- **Stated problem**
Find the word "Luftfeuchte" in the material below and gather every line that contains it.

-----

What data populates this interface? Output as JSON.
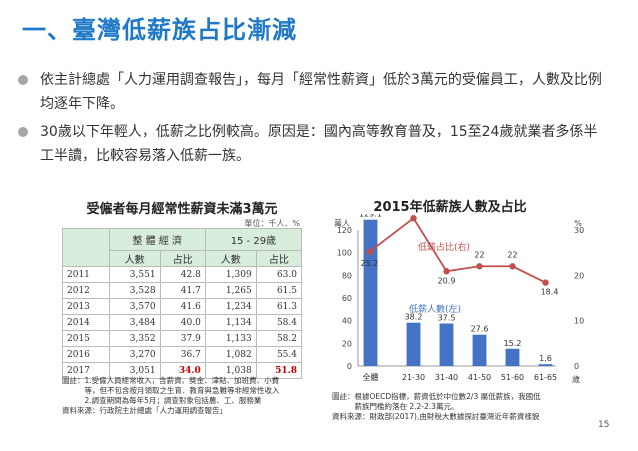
{
  "title": "一、臺灣低薪族占比漸減",
  "bullets": [
    "依主計總處「人力運用調查報告」，每月「經常性薪資」低於3萬元的受僱員工，人數及比例均逐年下降。",
    "30歲以下年輕人，低薪之比例較高。原因是：國內高等教育普及，15至24歲就業者多係半工半讀，比較容易落入低薪一族。"
  ],
  "table": {
    "title": "受僱者每月經常性薪資未滿3萬元",
    "unit": "單位：千人．%",
    "group_headers": [
      "整 體 經 濟",
      "15 - 29歲"
    ],
    "sub_headers": [
      "人數",
      "占比",
      "人數",
      "占比"
    ],
    "rows": [
      {
        "year": "2011",
        "cells": [
          "3,551",
          "42.8",
          "1,309",
          "63.0"
        ]
      },
      {
        "year": "2012",
        "cells": [
          "3,528",
          "41.7",
          "1,265",
          "61.5"
        ]
      },
      {
        "year": "2013",
        "cells": [
          "3,570",
          "41.6",
          "1,234",
          "61.3"
        ]
      },
      {
        "year": "2014",
        "cells": [
          "3,484",
          "40.0",
          "1,134",
          "58.4"
        ]
      },
      {
        "year": "2015",
        "cells": [
          "3,352",
          "37.9",
          "1,133",
          "58.2"
        ]
      },
      {
        "year": "2016",
        "cells": [
          "3,270",
          "36.7",
          "1,082",
          "55.4"
        ]
      },
      {
        "year": "2017",
        "cells": [
          "3,051",
          "34.0",
          "1,038",
          "51.8"
        ]
      }
    ],
    "note_lines": [
      "圖註：1.受僱人員經常收入，含薪資、獎金、津貼、加班費、小費",
      "　　　等，但不包含按月領取之生育、教育與急難等非經常性收入",
      "　　　2.調查期間為每年5月；調查對象包括農、工、服務業",
      "資料來源：行政院主計總處「人力運用調查報告」"
    ]
  },
  "chart_data": {
    "type": "bar",
    "title": "2015年低薪族人數及占比",
    "categories": [
      "全體",
      "21-30",
      "31-40",
      "41-50",
      "51-60",
      "61-65"
    ],
    "series": [
      {
        "name": "低薪人數(左)",
        "type": "bar",
        "axis": "left",
        "values": [
          129.1,
          38.2,
          37.5,
          27.6,
          15.2,
          1.6
        ],
        "color": "#4472c4"
      },
      {
        "name": "低薪占比(右)",
        "type": "line",
        "axis": "right",
        "values": [
          25.2,
          32.6,
          20.9,
          22,
          22,
          18.4
        ],
        "color": "#c0504d"
      }
    ],
    "y_left": {
      "label": "萬人",
      "min": 0,
      "max": 120,
      "ticks": [
        0,
        20,
        40,
        60,
        80,
        100,
        120
      ]
    },
    "y_right": {
      "label": "%",
      "min": 0,
      "max": 30,
      "ticks": [
        0,
        10,
        20,
        30
      ]
    },
    "x_unit": "歲",
    "labels": {
      "bars": [
        "129.1",
        "38.2",
        "37.5",
        "27.6",
        "15.2",
        "1.6"
      ],
      "line": [
        "25.2",
        "32.6",
        "20.9",
        "22",
        "22",
        "18.4"
      ]
    },
    "note_lines": [
      "圖註：根據OECD指標，薪資低於中位數2/3 屬低薪族，我國低",
      "　　　薪族門檻約落在 2.2-2.3萬元。",
      "資料來源：財政部(2017),由財稅大數據探討臺灣近年薪資樣貌"
    ]
  },
  "page_number": "15"
}
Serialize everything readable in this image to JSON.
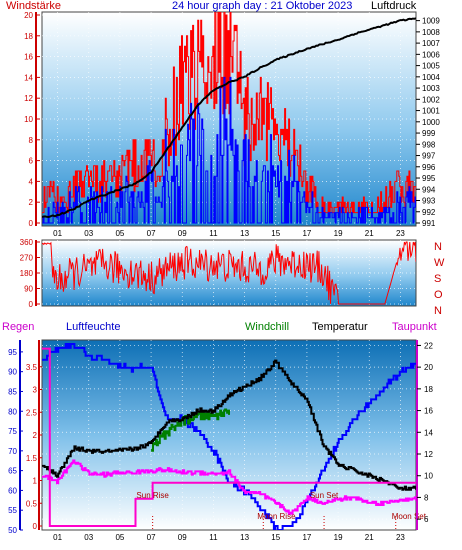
{
  "header": {
    "left_label": "Windstärke",
    "title": "24 hour graph day : 21 Oktober 2023",
    "right_label": "Luftdruck"
  },
  "panel1_axes": {
    "left_ticks": [
      "0",
      "2",
      "4",
      "6",
      "8",
      "10",
      "12",
      "14",
      "16",
      "18",
      "20"
    ],
    "right_ticks": [
      "991",
      "992",
      "993",
      "994",
      "995",
      "996",
      "997",
      "998",
      "999",
      "1000",
      "1001",
      "1002",
      "1003",
      "1004",
      "1005",
      "1006",
      "1007",
      "1008",
      "1009"
    ],
    "hour_ticks": [
      "01",
      "03",
      "05",
      "07",
      "09",
      "11",
      "13",
      "15",
      "17",
      "19",
      "21",
      "23"
    ]
  },
  "panel2_axes": {
    "left_ticks": [
      "0",
      "90",
      "180",
      "270",
      "360"
    ],
    "right_letters": [
      "N",
      "W",
      "S",
      "O",
      "N"
    ]
  },
  "panel3_header": {
    "regen": "Regen",
    "luftfeuchte": "Luftfeuchte",
    "windchill": "Windchill",
    "temperatur": "Temperatur",
    "taupunkt": "Taupunkt"
  },
  "panel3_axes": {
    "humidity_ticks": [
      "50",
      "55",
      "60",
      "65",
      "70",
      "75",
      "80",
      "85",
      "90",
      "95"
    ],
    "rain_ticks": [
      "0",
      "0.5",
      "1",
      "1.5",
      "2",
      "2.5",
      "3",
      "3.5"
    ],
    "temp_ticks": [
      "6",
      "8",
      "10",
      "12",
      "14",
      "16",
      "18",
      "20",
      "22"
    ],
    "hour_ticks": [
      "01",
      "03",
      "05",
      "07",
      "09",
      "11",
      "13",
      "15",
      "17",
      "19",
      "21",
      "23"
    ]
  },
  "events": {
    "sun_rise": "Sun Rise",
    "moon_rise": "Moon Rise",
    "sun_set": "Sun Set",
    "moon_set": "Moon Set"
  },
  "colors": {
    "wind_gust": "#ff0000",
    "wind_avg": "#0000ff",
    "pressure": "#000000",
    "direction": "#ff0000",
    "humidity": "#0000ff",
    "temperature": "#000000",
    "windchill": "#008000",
    "dewpoint": "#ff00ff",
    "rain": "#ff00cc",
    "left_axis_red": "#cc0000",
    "left_axis_blue": "#0000cc",
    "right_axis_magenta": "#cc00cc"
  },
  "chart_data": [
    {
      "type": "line",
      "series": [
        {
          "name": "Windstärke",
          "x": [
            0,
            1,
            2,
            3,
            4,
            5,
            6,
            7,
            8,
            9,
            10,
            11,
            12,
            13,
            14,
            15,
            16,
            17,
            18,
            19,
            20,
            21,
            22,
            23,
            24
          ],
          "values": [
            2,
            2,
            3,
            3,
            4,
            4,
            5,
            5,
            8,
            12,
            13,
            15,
            16,
            9,
            9,
            8,
            6,
            3,
            1,
            1,
            1,
            1,
            2,
            3,
            3
          ]
        },
        {
          "name": "Luftdruck",
          "x": [
            0,
            1,
            2,
            3,
            4,
            5,
            6,
            7,
            8,
            9,
            10,
            11,
            12,
            13,
            14,
            15,
            16,
            17,
            18,
            19,
            20,
            21,
            22,
            23,
            24
          ],
          "values": [
            991.5,
            991.7,
            992.2,
            993.0,
            993.5,
            994.0,
            994.5,
            995.5,
            997.5,
            999.5,
            1001.5,
            1002.8,
            1003.5,
            1004.0,
            1004.8,
            1005.5,
            1006.0,
            1006.5,
            1006.9,
            1007.3,
            1007.8,
            1008.2,
            1008.6,
            1009.0,
            1009.2
          ]
        }
      ],
      "xlim": [
        0,
        24
      ],
      "ylim": [
        0,
        20
      ],
      "ylim_right": [
        991,
        1009.5
      ],
      "grid": true
    },
    {
      "type": "line",
      "series": [
        {
          "name": "",
          "x": [
            0,
            1,
            2,
            3,
            4,
            5,
            6,
            7,
            8,
            9,
            10,
            11,
            12,
            13,
            14,
            15,
            16,
            17,
            18,
            19,
            20,
            21,
            22,
            23,
            24
          ],
          "values": [
            320,
            130,
            180,
            200,
            230,
            200,
            180,
            150,
            200,
            240,
            230,
            230,
            220,
            210,
            200,
            250,
            240,
            230,
            200,
            0,
            0,
            0,
            0,
            320,
            340
          ]
        }
      ],
      "xlim": [
        0,
        24
      ],
      "ylim": [
        0,
        360
      ],
      "grid": true
    },
    {
      "type": "line",
      "series": [
        {
          "name": "Luftfeuchte",
          "x": [
            0,
            1,
            2,
            3,
            4,
            5,
            6,
            7,
            8,
            9,
            10,
            11,
            12,
            13,
            14,
            15,
            16,
            17,
            18,
            19,
            20,
            21,
            22,
            23,
            24
          ],
          "values": [
            93,
            96,
            97,
            94,
            93,
            91,
            91,
            91,
            78,
            78,
            75,
            70,
            62,
            60,
            56,
            50,
            51,
            57,
            65,
            72,
            78,
            82,
            86,
            90,
            92
          ]
        },
        {
          "name": "Temperatur",
          "x": [
            0,
            1,
            2,
            3,
            4,
            5,
            6,
            7,
            8,
            9,
            10,
            11,
            12,
            13,
            14,
            15,
            16,
            17,
            18,
            19,
            20,
            21,
            22,
            23,
            24
          ],
          "values": [
            11,
            10,
            12.5,
            12.3,
            12.2,
            12.3,
            12.5,
            13,
            15,
            15.2,
            16,
            16,
            17.4,
            18.2,
            19,
            20.5,
            18.5,
            17,
            13,
            11,
            10.5,
            10,
            9.5,
            8.8,
            8.8
          ]
        },
        {
          "name": "Windchill",
          "x": [
            7,
            8,
            9,
            10,
            11,
            12
          ],
          "values": [
            12.5,
            14,
            15,
            15.5,
            15.5,
            16
          ]
        },
        {
          "name": "Taupunkt",
          "x": [
            0,
            1,
            2,
            3,
            4,
            5,
            6,
            7,
            8,
            9,
            10,
            11,
            12,
            13,
            14,
            15,
            16,
            17,
            18,
            19,
            20,
            21,
            22,
            23,
            24
          ],
          "values": [
            10,
            9.5,
            11.4,
            10.2,
            10.1,
            10.3,
            10.3,
            10.5,
            10.5,
            10.3,
            10.3,
            10.2,
            10.3,
            8.5,
            8.3,
            7.5,
            6.5,
            8,
            7.5,
            7.8,
            8,
            7.5,
            7.5,
            7.8,
            7.8
          ]
        },
        {
          "name": "Regen",
          "x": [
            0,
            0.4,
            0.5,
            1,
            5.9,
            6,
            7,
            7.1,
            24
          ],
          "values": [
            3.9,
            3.9,
            0,
            0,
            0,
            0.6,
            0.6,
            0.95,
            0.95
          ]
        }
      ],
      "xlim": [
        0,
        24
      ],
      "ylim": [
        50,
        98
      ],
      "ylim_rain": [
        0,
        4
      ],
      "ylim_temp": [
        5,
        22.5
      ],
      "grid": true
    }
  ]
}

-----

- **Response below**
    "luftfeuchte": "Luftfeuchte",
          "name": "Luftfeuchte",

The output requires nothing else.